- Some rows:
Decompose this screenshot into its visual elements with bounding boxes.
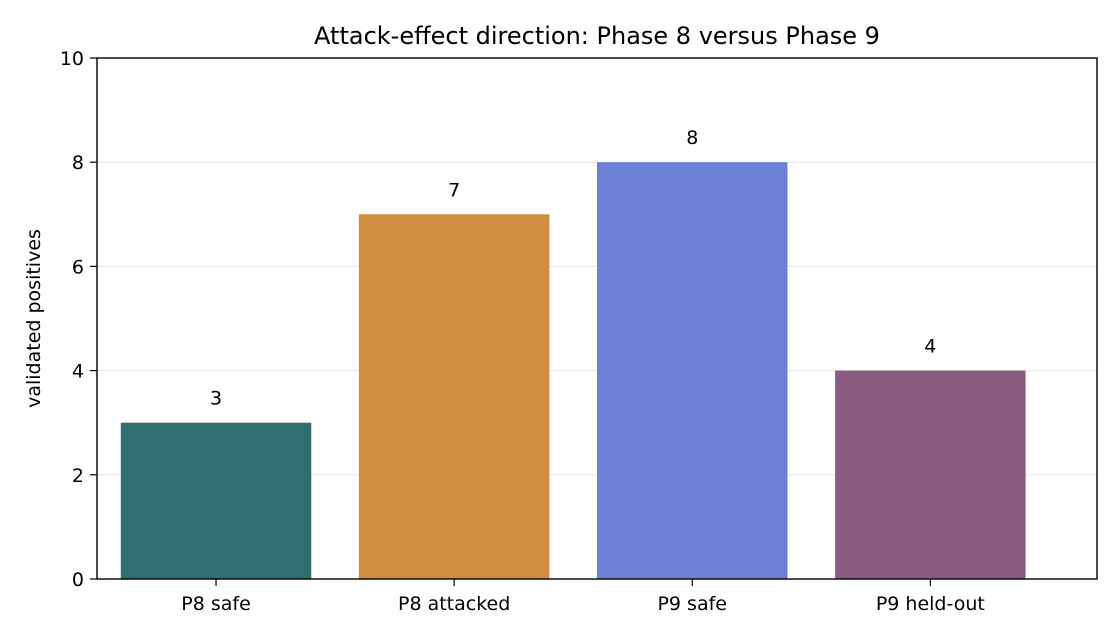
x-axis-ticks: P8 safe P8 attacked P9 safe P9 held-out [181,579,985,615]
bar-p9-held-out [835,370,1026,579]
y-tick-label: 10 [60,48,84,70]
y-tick-label: 2 [72,465,84,487]
x-tick-label: P8 attacked [398,593,510,615]
bars [120,162,1026,580]
y-tick-label: 0 [72,569,84,591]
y-tick-label: 6 [72,256,84,278]
bar-p8-safe [120,422,312,579]
plot-area-frame [96,57,1098,580]
data-label: 8 [686,127,698,149]
bar-p9-safe [597,162,788,579]
data-label: 7 [448,179,460,201]
bar-p8-attacked [358,214,550,580]
data-label: 4 [924,336,936,358]
data-label: 3 [210,388,222,410]
chart-title: Attack-effect direction: Phase 8 versus … [314,22,880,50]
y-axis-label: validated positives [23,229,45,408]
x-tick-label: P8 safe [181,593,251,615]
y-axis-ticks: 0 2 4 6 8 10 [60,48,97,591]
y-tick-label: 4 [72,361,84,383]
x-tick-label: P9 held-out [876,593,985,615]
y-tick-label: 8 [72,152,84,174]
data-labels: 3 7 8 4 [210,127,936,410]
x-tick-label: P9 safe [657,593,727,615]
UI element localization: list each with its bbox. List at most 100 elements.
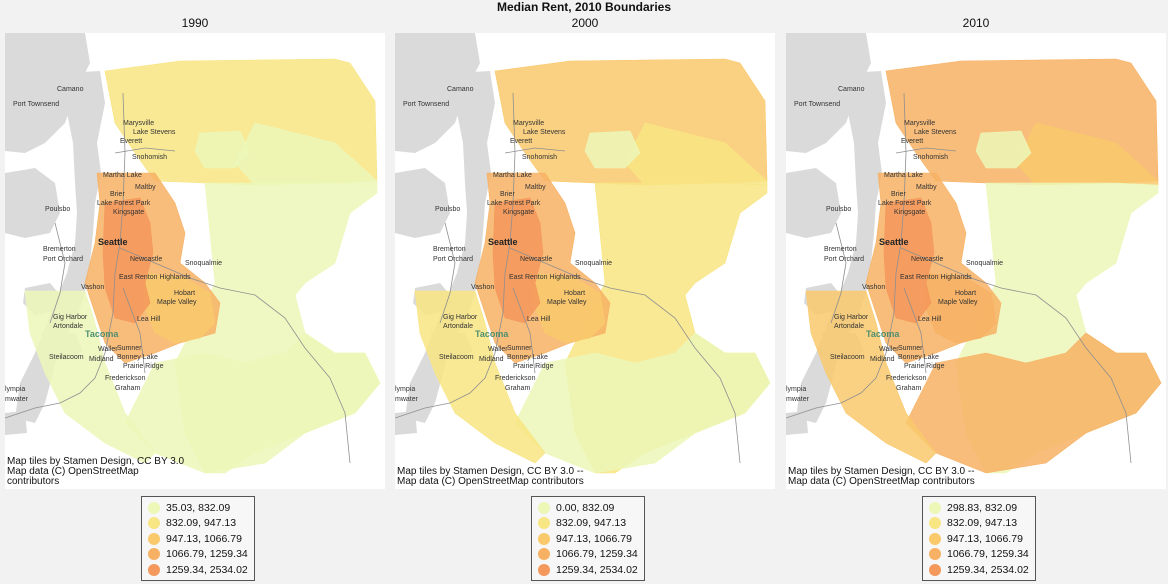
legend-swatch — [148, 532, 160, 545]
place-label: Steilacoom — [439, 354, 474, 361]
panel-title: 1990 — [181, 16, 209, 30]
place-label: Gig Harbor — [834, 314, 869, 321]
region-se — [514, 332, 771, 474]
place-label: Marysville — [123, 120, 154, 127]
legend-label: 1066.79, 1259.34 — [556, 548, 638, 561]
place-label: East Renton Highlands — [509, 274, 581, 281]
legend-label: 947.13, 1066.79 — [947, 532, 1023, 545]
place-label: Waller — [879, 346, 899, 353]
place-label: mwater — [395, 396, 419, 403]
place-label: Marysville — [513, 120, 544, 127]
choropleth-map: Camano Port Townsend Marysville Lake Steven… — [395, 33, 775, 489]
legend-label: 832.09, 947.13 — [947, 517, 1018, 530]
road-line — [895, 147, 957, 154]
place-label: Port Orchard — [824, 256, 864, 263]
region-fringe — [144, 272, 216, 344]
map-legend: 35.03, 832.09 832.09, 947.13 947.13, 106… — [141, 496, 255, 581]
road-line — [114, 147, 176, 154]
map-panel-2000: 2000 Camano Port Townsend Marysville Lake S… — [395, 14, 775, 584]
place-label: Everett — [510, 138, 532, 145]
road-line — [119, 247, 351, 464]
place-label: Tacoma — [475, 329, 509, 339]
place-label: Lea Hill — [137, 316, 161, 323]
map-legend: 298.83, 832.09 832.09, 947.13 947.13, 10… — [922, 496, 1036, 581]
place-label: Snoqualmie — [966, 260, 1003, 267]
place-label: Lake Stevens — [523, 129, 566, 136]
place-label: Port Townsend — [794, 101, 840, 108]
legend-label: 1259.34, 2534.02 — [556, 563, 638, 576]
place-label: East Renton Highlands — [900, 274, 972, 281]
place-label: Lake Forest Park — [878, 200, 932, 207]
region-pocket — [584, 130, 641, 169]
legend-entry: 832.09, 947.13 — [538, 516, 640, 532]
place-label: Camano — [57, 86, 84, 93]
region-se — [905, 332, 1162, 474]
place-label: Prairie Ridge — [513, 363, 554, 370]
region-core — [883, 197, 935, 324]
place-label: Everett — [901, 138, 923, 145]
place-label: lympia — [5, 386, 25, 393]
place-label: Gig Harbor — [53, 314, 88, 321]
road-line — [5, 92, 126, 419]
region-sw — [805, 290, 937, 464]
legend-entry: 1259.34, 2534.02 — [148, 562, 250, 578]
legend-entry: 947.13, 1066.79 — [148, 531, 250, 547]
water-body — [5, 168, 60, 238]
road-line — [900, 247, 1132, 464]
place-label: Gig Harbor — [443, 314, 478, 321]
legend-swatch — [148, 501, 160, 514]
legend-entry: 35.03, 832.09 — [148, 500, 250, 516]
water-body — [15, 71, 105, 423]
legend-swatch — [148, 548, 160, 561]
place-label: Sumner — [507, 345, 532, 352]
place-label: Seattle — [488, 237, 518, 247]
place-label: Vashon — [862, 284, 885, 291]
road-line — [903, 287, 927, 374]
place-label: Bremerton — [43, 246, 76, 253]
place-label: Artondale — [834, 323, 864, 330]
place-label: Poulsbo — [826, 206, 851, 213]
place-label: Lake Forest Park — [487, 200, 541, 207]
place-label: Midland — [479, 356, 504, 363]
place-label: Lea Hill — [918, 316, 942, 323]
road-line — [830, 222, 847, 324]
place-label: Maltby — [525, 184, 546, 191]
legend-entry: 1066.79, 1259.34 — [148, 547, 250, 563]
panel-title: 2000 — [571, 16, 599, 30]
place-label: Midland — [870, 356, 895, 363]
place-label: Lake Forest Park — [97, 200, 151, 207]
place-label: Newcastle — [911, 256, 943, 263]
water-body — [786, 168, 841, 238]
place-label: Frederickson — [886, 375, 927, 382]
region-core — [492, 197, 544, 324]
place-label: Prairie Ridge — [904, 363, 945, 370]
region-se — [124, 332, 381, 474]
legend-swatch — [929, 517, 941, 530]
place-label: Hobart — [955, 290, 976, 297]
place-label: Port Townsend — [403, 101, 449, 108]
legend-label: 1066.79, 1259.34 — [166, 548, 248, 561]
map-attribution: Map tiles by Stamen Design, CC BY 3.0 --… — [788, 466, 975, 487]
place-label: Newcastle — [130, 256, 162, 263]
water-body — [796, 71, 886, 423]
place-label: Poulsbo — [45, 206, 70, 213]
place-label: Maple Valley — [938, 299, 978, 306]
place-label: Waller — [98, 346, 118, 353]
legend-label: 1066.79, 1259.34 — [947, 548, 1029, 561]
place-label: Frederickson — [495, 375, 536, 382]
legend-entry: 1066.79, 1259.34 — [538, 547, 640, 563]
road-line — [395, 92, 516, 419]
choropleth-map: Camano Port Townsend Marysville Lake Steven… — [5, 33, 385, 489]
map-panel-1990: 1990 Camano Port Townsend Marysville Lake S… — [5, 14, 385, 584]
legend-swatch — [929, 532, 941, 545]
place-label: Maltby — [135, 184, 156, 191]
place-label: Graham — [115, 385, 140, 392]
figure-title: Median Rent, 2010 Boundaries — [496, 0, 672, 14]
place-label: Tacoma — [866, 329, 900, 339]
place-label: Lea Hill — [527, 316, 551, 323]
place-label: Port Townsend — [13, 101, 59, 108]
place-label: Seattle — [98, 237, 128, 247]
place-label: Martha Lake — [103, 172, 142, 179]
legend-swatch — [929, 563, 941, 576]
place-label: Graham — [896, 385, 921, 392]
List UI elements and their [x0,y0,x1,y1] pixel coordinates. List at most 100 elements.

- Work to be completed:
Convert each of the rows above into a JSON list of strings, with one string per line and no blank lines. Leave the pictures out.

- Written response:
[
  "Decompose this screenshot into its visual elements with bounding boxes.",
  "x-axis-ticks: P8 safe P8 attacked P9 safe P9 held-out [181,579,985,615]",
  "bar-p9-held-out [835,370,1026,579]",
  "y-tick-label: 10 [60,48,84,70]",
  "y-tick-label: 2 [72,465,84,487]",
  "x-tick-label: P8 attacked [398,593,510,615]",
  "bars [120,162,1026,580]",
  "y-tick-label: 0 [72,569,84,591]",
  "y-tick-label: 6 [72,256,84,278]",
  "bar-p8-safe [120,422,312,579]",
  "plot-area-frame [96,57,1098,580]",
  "data-label: 8 [686,127,698,149]",
  "bar-p9-safe [597,162,788,579]",
  "data-label: 7 [448,179,460,201]",
  "bar-p8-attacked [358,214,550,580]",
  "data-label: 4 [924,336,936,358]",
  "data-label: 3 [210,388,222,410]",
  "chart-title: Attack-effect direction: Phase 8 versus … [314,22,880,50]",
  "y-axis-label: validated positives [23,229,45,408]",
  "x-tick-label: P8 safe [181,593,251,615]",
  "y-axis-ticks: 0 2 4 6 8 10 [60,48,97,591]",
  "y-tick-label: 4 [72,361,84,383]",
  "x-tick-label: P9 held-out [876,593,985,615]",
  "y-tick-label: 8 [72,152,84,174]",
  "data-labels: 3 7 8 4 [210,127,936,410]",
  "x-tick-label: P9 safe [657,593,727,615]",
  "UI element localization: list each with its bbox. List at most 100 elements.",
  "legend-swatch — [148, 532, 160, 545]",
  "place-label: Steilacoom — [439, 354, 474, 361]",
  "panel-title: 1990 — [181, 16, 209, 30]",
  "place-label: Gig Harbor — [834, 314, 869, 321]",
  "region-se — [514, 332, 771, 474]",
  "place-label: Marysville — [123, 120, 154, 127]",
  "legend-label: 1066.79, 1259.34 — [556, 548, 638, 561]",
  "place-label: East Renton Highlands — [509, 274, 581, 281]",
  "legend-label: 947.13, 1066.79 — [947, 532, 1023, 545]",
  "place-label: Waller — [879, 346, 899, 353]",
  "place-label: mwater — [395, 396, 419, 403]",
  "place-label: Marysville — [513, 120, 544, 127]",
  "choropleth-map: Camano Port Townsend Marysville Lake Steven… — [395, 33, 775, 489]",
  "legend-label: 832.09, 947.13 — [947, 517, 1018, 530]",
  "road-line — [895, 147, 957, 154]",
  "place-label: Port Orchard — [824, 256, 864, 263]",
  "region-fringe — [144, 272, 216, 344]",
  "map-legend: 35.03, 832.09 832.09, 947.13 947.13, 106… — [141, 496, 255, 581]",
  "road-line — [114, 147, 176, 154]",
  "map-panel-2000: 2000 Camano Port Townsend Marysville Lake S… — [395, 14, 775, 584]",
  "place-label: Everett — [510, 138, 532, 145]",
  "road-line — [119, 247, 351, 464]",
  "place-label: Tacoma — [475, 329, 509, 339]",
  "place-label: Lea Hill — [137, 316, 161, 323]",
  "map-legend: 298.83, 832.09 832.09, 947.13 947.13, 10… — [922, 496, 1036, 581]",
  "place-label: Snoqualmie — [966, 260, 1003, 267]",
  "place-label: Lake Stevens — [523, 129, 566, 136]",
  "place-label: Port Townsend — [794, 101, 840, 108]",
  "legend-label: 1259.34, 2534.02 — [556, 563, 638, 576]",
  "place-label: East Renton Highlands — [900, 274, 972, 281]",
  "place-label: Lake Forest Park — [878, 200, 932, 207]",
  "region-pocket — [584, 130, 641, 169]",
  "legend-entry: 832.09, 947.13 — [538, 516, 640, 532]",
  "place-label: Camano — [57, 86, 84, 93]",
  "region-se — [905, 332, 1162, 474]",
  "place-label: Prairie Ridge — [513, 363, 554, 370]",
  "region-core — [883, 197, 935, 324]",
  "place-label: Everett — [901, 138, 923, 145]",
  "place-label: lympia — [5, 386, 25, 393]",
  "place-label: Gig Harbor — [53, 314, 88, 321]",
  "road-line — [5, 92, 126, 419]",
  "region-sw — [805, 290, 937, 464]",
  "legend-entry: 1259.34, 2534.02 — [148, 562, 250, 578]",
  "legend-entry: 947.13, 1066.79 — [148, 531, 250, 547]",
  "water-body — [5, 168, 60, 238]",
  "road-line — [900, 247, 1132, 464]",
  "place-label: Gig Harbor — [443, 314, 478, 321]",
  "legend-swatch — [148, 501, 160, 514]",
  "legend-entry: 35.03, 832.09 — [148, 500, 250, 516]",
  "water-body — [15, 71, 105, 423]",
  "legend-swatch — [148, 548, 160, 561]",
  "place-label: Sumner — [507, 345, 532, 352]",
  "place-label: Seattle — [488, 237, 518, 247]",
  "place-label: Vashon — [862, 284, 885, 291]",
  "road-line — [903, 287, 927, 374]",
  "place-label: Bremerton — [43, 246, 76, 253]",
  "place-label: Artondale — [834, 323, 864, 330]",
  "place-label: Poulsbo — [826, 206, 851, 213]",
  "place-label: Lake Forest Park — [487, 200, 541, 207]",
  "place-label: Midland — [479, 356, 504, 363]",
  "place-label: Lea Hill — [918, 316, 942, 323]",
  "road-line — [830, 222, 847, 324]",
  "place-label: Maltby — [525, 184, 546, 191]",
  "legend-entry: 1066.79, 1259.34 — [148, 547, 250, 563]",
  "panel-title: 2000 — [571, 16, 599, 30]",
  "place-label: Midland — [870, 356, 895, 363]",
  "place-label: Lake Forest Park — [97, 200, 151, 207]",
  "place-label: Newcastle — [911, 256, 943, 263]",
  "water-body — [786, 168, 841, 238]",
  "place-label: Frederickson — [886, 375, 927, 382]",
  "region-core — [492, 197, 544, 324]",
  "place-label: Prairie Ridge — [904, 363, 945, 370]",
  "region-se — [124, 332, 381, 474]",
  "legend-swatch — [929, 517, 941, 530]",
  "place-label: Hobart — [955, 290, 976, 297]",
  "place-label: Port Townsend — [403, 101, 449, 108]",
  "legend-label: 1066.79, 1259.34 — [166, 548, 248, 561]",
  "map-attribution: Map tiles by Stamen Design, CC BY 3.0 --… — [788, 466, 975, 487]",
  "place-label: Newcastle — [130, 256, 162, 263]",
  "water-body — [796, 71, 886, 423]",
  "place-label: Poulsbo — [45, 206, 70, 213]",
  "place-label: Maple Valley — [938, 299, 978, 306]",
  "place-label: Waller — [98, 346, 118, 353]",
  "legend-label: 1066.79, 1259.34 — [947, 548, 1029, 561]",
  "place-label: Frederickson — [495, 375, 536, 382]",
  "legend-entry: 1066.79, 1259.34 — [538, 547, 640, 563]",
  "road-line — [395, 92, 516, 419]",
  "choropleth-map: Camano Port Townsend Marysville Lake Steven… — [5, 33, 385, 489]",
  "map-panel-1990: 1990 Camano Port Townsend Marysville Lake S… — [5, 14, 385, 584]",
  "legend-swatch — [929, 532, 941, 545]",
  "place-label: Maltby — [135, 184, 156, 191]",
  "place-label: Graham — [115, 385, 140, 392]",
  "figure-title: Median Rent, 2010 Boundaries — [496, 0, 672, 14]",
  "place-label: Tacoma — [866, 329, 900, 339]",
  "place-label: Lea Hill — [527, 316, 551, 323]",
  "place-label: Port Townsend — [13, 101, 59, 108]",
  "place-label: Seattle — [98, 237, 128, 247]",
  "place-label: Martha Lake — [103, 172, 142, 179]",
  "legend-swatch — [929, 563, 941, 576]",
  "place-label: Graham — [896, 385, 921, 392]",
  "List UI elements and their [x0,y0,x1,y1] pixel coordinates. List at most 100 elements."
]